STATED TASK ▸ Pictures do not belong in the copy; transcribe everything else in the records exactly.

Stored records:
==================================================
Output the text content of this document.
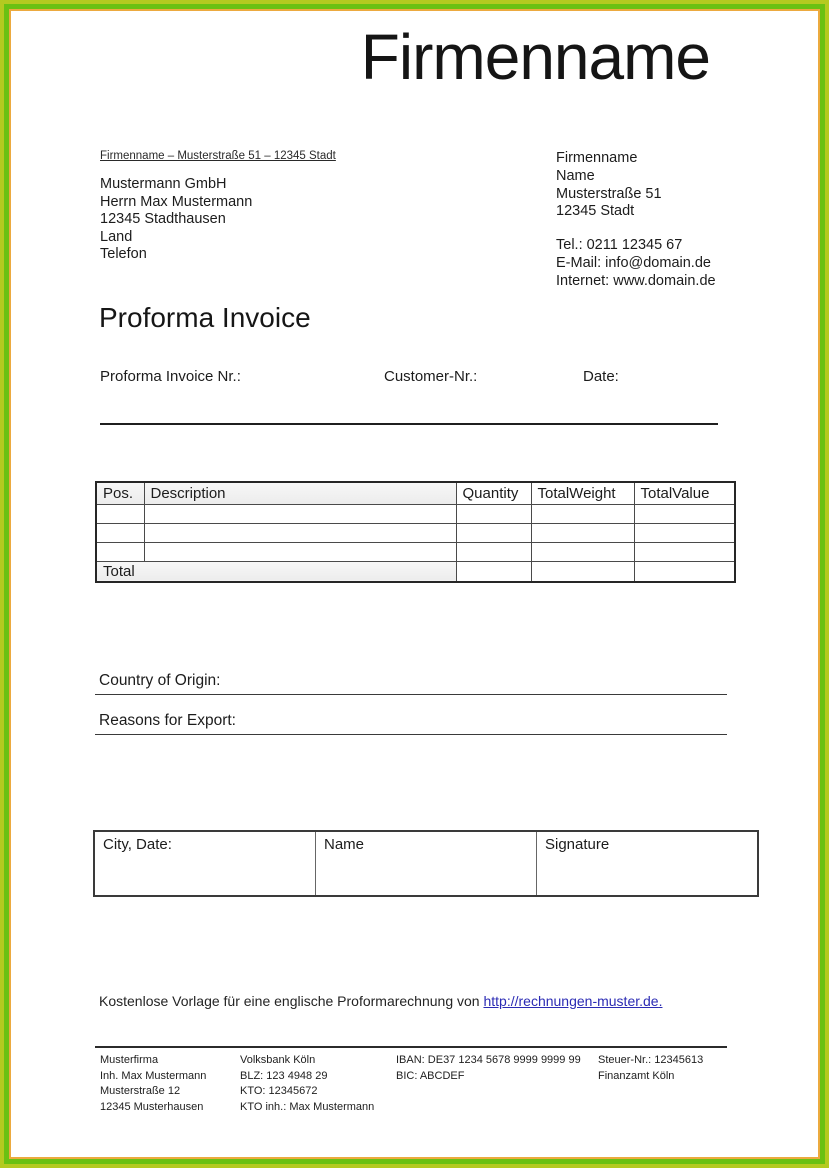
Firmenname
Firmenname – Musterstraße 51 – 12345 Stadt
Mustermann GmbH
Herrn Max Mustermann
12345 Stadthausen
Land
Telefon
Firmenname
Name
Musterstraße 51
12345 Stadt
Tel.: 0211 12345 67
E-Mail: info@domain.de
Internet: www.domain.de
Proforma Invoice
Proforma Invoice Nr.:	Customer-Nr.:	Date:
Pos.	Description	Quantity	TotalWeight	TotalValue

Total				
Country of Origin:
Reasons for Export:
City, Date:	Name	Signature
Kostenlose Vorlage für eine englische Proformarechnung von http://rechnungen-muster.de.
Musterfirma
Inh. Max Mustermann
Musterstraße 12
12345 Musterhausen
Volksbank Köln
BLZ: 123 4948 29
KTO: 12345672
KTO inh.: Max Mustermann
IBAN: DE37 1234 5678 9999 9999 99
BIC: ABCDEF
Steuer-Nr.: 12345613
Finanzamt Köln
==================================================
CORRECT RESULT ▸
Output the text content of this document.
Firmenname
Firmenname – Musterstraße 51 – 12345 Stadt
Mustermann GmbH
Herrn Max Mustermann
12345 Stadthausen
Land
Telefon
Firmenname
Name
Musterstraße 51
12345 Stadt
Tel.: 0211 12345 67
E-Mail: info@domain.de
Internet: www.domain.de
Proforma Invoice
Proforma Invoice Nr.:	Customer-Nr.:	Date:
Pos.	Description	Quantity	TotalWeight	TotalValue

Total				
Country of Origin:
Reasons for Export:
City, Date:	Name	Signature
Kostenlose Vorlage für eine englische Proformarechnung von http://rechnungen-muster.de.
Musterfirma
Inh. Max Mustermann
Musterstraße 12
12345 Musterhausen
Volksbank Köln
BLZ: 123 4948 29
KTO: 12345672
KTO inh.: Max Mustermann
IBAN: DE37 1234 5678 9999 9999 99
BIC: ABCDEF
Steuer-Nr.: 12345613
Finanzamt Köln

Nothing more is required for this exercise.